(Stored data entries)
________________________________________

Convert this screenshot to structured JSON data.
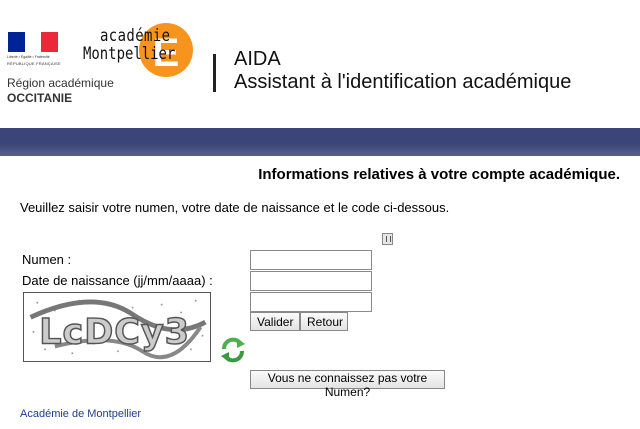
{
  "header": {
    "flag_motto": "Liberté • Égalité • Fraternité",
    "flag_country": "RÉPUBLIQUE FRANÇAISE",
    "academy_word": "académie",
    "academy_city": "Montpellier",
    "region_line1": "Région académique",
    "region_line2": "OCCITANIE",
    "app_name": "AIDA",
    "app_full_name": "Assistant à l'identification académique"
  },
  "colors": {
    "banner": "#3c4576",
    "logo_orange": "#f7941d",
    "flag_blue": "#002395",
    "flag_red": "#ed2939",
    "link": "#1d3d8f",
    "refresh_green": "#4caf50"
  },
  "main": {
    "title": "Informations relatives à votre compte académique.",
    "instructions": "Veuillez saisir votre numen, votre date de naissance et le code ci-dessous.",
    "numen_label": "Numen :",
    "numen_value": "",
    "dob_label": "Date de naissance (jj/mm/aaaa) :",
    "dob_value": "",
    "captcha_value": "",
    "captcha_text": "LcDCy3",
    "validate_label": "Valider",
    "back_label": "Retour",
    "forgot_label": "Vous ne connaissez pas votre Numen?",
    "help_icon": "help-icon",
    "refresh_icon": "refresh-icon"
  },
  "footer": {
    "link_text": "Académie de Montpellier"
  }
}
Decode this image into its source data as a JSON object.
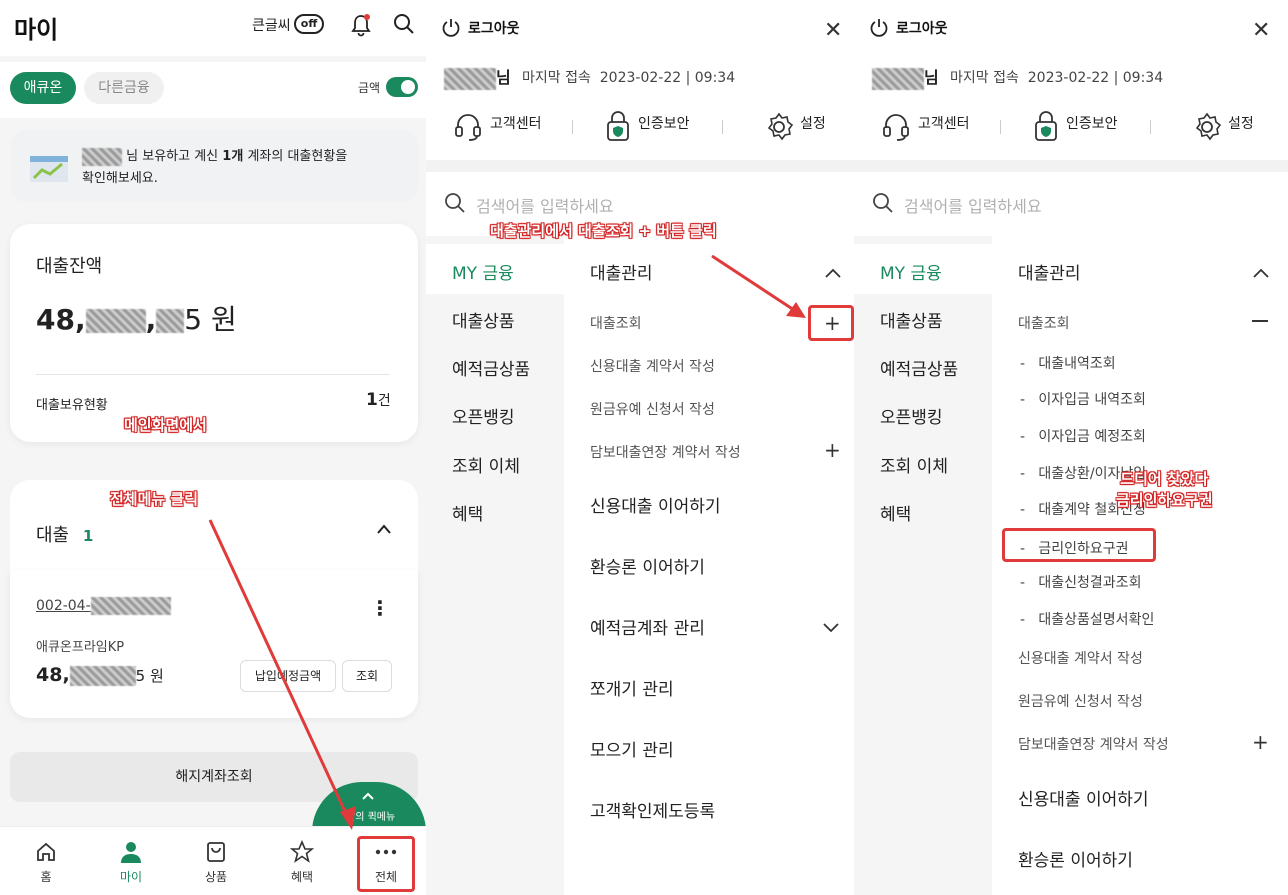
{
  "p1": {
    "title": "마이",
    "big_font": "큰글씨",
    "off": "off",
    "tab_active": "애큐온",
    "tab_other": "다른금융",
    "amount_label": "금액",
    "banner_line1_a": "님 보유하고 계신",
    "banner_bold": "1개",
    "banner_line1_b": "계좌의 대출현황을",
    "banner_line2": "확인해보세요.",
    "balance_label": "대출잔액",
    "balance_prefix": "48,",
    "balance_mid": ",",
    "balance_suffix": "5 원",
    "holdings_label": "대출보유현황",
    "holdings_count": "1",
    "holdings_unit": "건",
    "loan_title": "대출",
    "loan_count": "1",
    "account_prefix": "002-04-",
    "product": "애큐온프라임KP",
    "loan_amount_prefix": "48,",
    "loan_amount_suffix": "5 원",
    "btn_due": "납입예정금액",
    "btn_view": "조회",
    "closed_accounts": "해지계좌조회",
    "quick_menu": "만의 퀵메뉴",
    "nav": [
      "홈",
      "마이",
      "상품",
      "혜택",
      "전체"
    ]
  },
  "p2": {
    "logout": "로그아웃",
    "user_suffix": "님",
    "last_access": "마지막 접속",
    "date": "2023-02-22",
    "time": "09:34",
    "svc_customer": "고객센터",
    "svc_cert": "인증보안",
    "svc_settings": "설정",
    "search_placeholder": "검색어를 입력하세요",
    "left": [
      "MY 금융",
      "대출상품",
      "예적금상품",
      "오픈뱅킹",
      "조회 이체",
      "혜택"
    ],
    "section": "대출관리",
    "sub": [
      "대출조회",
      "신용대출 계약서 작성",
      "원금유예 신청서 작성",
      "담보대출연장 계약서 작성"
    ],
    "big": [
      "신용대출 이어하기",
      "환승론 이어하기",
      "예적금계좌 관리",
      "쪼개기 관리",
      "모으기 관리",
      "고객확인제도등록"
    ]
  },
  "p3": {
    "section": "대출관리",
    "sub_head": "대출조회",
    "dash": [
      "대출내역조회",
      "이자입금 내역조회",
      "이자입금 예정조회",
      "대출상환/이자납입",
      "대출계약 철회신청",
      "금리인하요구권",
      "대출신청결과조회",
      "대출상품설명서확인"
    ],
    "sub": [
      "신용대출 계약서 작성",
      "원금유예 신청서 작성",
      "담보대출연장 계약서 작성"
    ],
    "big": [
      "신용대출 이어하기",
      "환승론 이어하기"
    ]
  },
  "annotations": {
    "main_screen": "메인화면에서",
    "all_menu": "전체메뉴 클릭",
    "loan_plus": "대출관리에서 대출조회 + 버튼 클릭",
    "found_1": "드디어 찾았다",
    "found_2": "금리인하요구권"
  },
  "colors": {
    "green": "#1a8a5e",
    "red": "#e03a3a"
  }
}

________________________________________

Extract every line containing the string "icon" from the material.

    "help_icon": "help-icon",
    "refresh_icon": "refresh-icon"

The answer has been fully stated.